** start of DATA ROWS **

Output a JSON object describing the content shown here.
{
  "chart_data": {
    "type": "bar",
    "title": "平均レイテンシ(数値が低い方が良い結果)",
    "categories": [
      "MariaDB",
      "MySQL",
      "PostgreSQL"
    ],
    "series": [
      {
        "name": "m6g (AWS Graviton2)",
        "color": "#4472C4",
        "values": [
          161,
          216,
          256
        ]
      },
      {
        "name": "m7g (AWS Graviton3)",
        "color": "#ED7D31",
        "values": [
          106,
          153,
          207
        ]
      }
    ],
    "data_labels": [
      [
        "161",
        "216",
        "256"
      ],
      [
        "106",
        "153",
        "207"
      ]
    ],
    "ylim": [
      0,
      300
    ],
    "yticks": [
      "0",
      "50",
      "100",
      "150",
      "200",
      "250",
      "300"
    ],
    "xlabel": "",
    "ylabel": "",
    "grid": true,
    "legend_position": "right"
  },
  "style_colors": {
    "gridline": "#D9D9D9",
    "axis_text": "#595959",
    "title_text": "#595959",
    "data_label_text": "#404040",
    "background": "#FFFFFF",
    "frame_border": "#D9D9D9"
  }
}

** end of DATA ROWS **

• [WRITTEN EXERCISE]:
Write out every line exactly as it stands.

• [OUTPUT OF THE EXERCISE]:
Output a JSON object describing the content shown here.
{
  "chart_data": {
    "type": "bar",
    "title": "平均レイテンシ(数値が低い方が良い結果)",
    "categories": [
      "MariaDB",
      "MySQL",
      "PostgreSQL"
    ],
    "series": [
      {
        "name": "m6g (AWS Graviton2)",
        "color": "#4472C4",
        "values": [
          161,
          216,
          256
        ]
      },
      {
        "name": "m7g (AWS Graviton3)",
        "color": "#ED7D31",
        "values": [
          106,
          153,
          207
        ]
      }
    ],
    "data_labels": [
      [
        "161",
        "216",
        "256"
      ],
      [
        "106",
        "153",
        "207"
      ]
    ],
    "ylim": [
      0,
      300
    ],
    "yticks": [
      "0",
      "50",
      "100",
      "150",
      "200",
      "250",
      "300"
    ],
    "xlabel": "",
    "ylabel": "",
    "grid": true,
    "legend_position": "right"
  },
  "style_colors": {
    "gridline": "#D9D9D9",
    "axis_text": "#595959",
    "title_text": "#595959",
    "data_label_text": "#404040",
    "background": "#FFFFFF",
    "frame_border": "#D9D9D9"
  }
}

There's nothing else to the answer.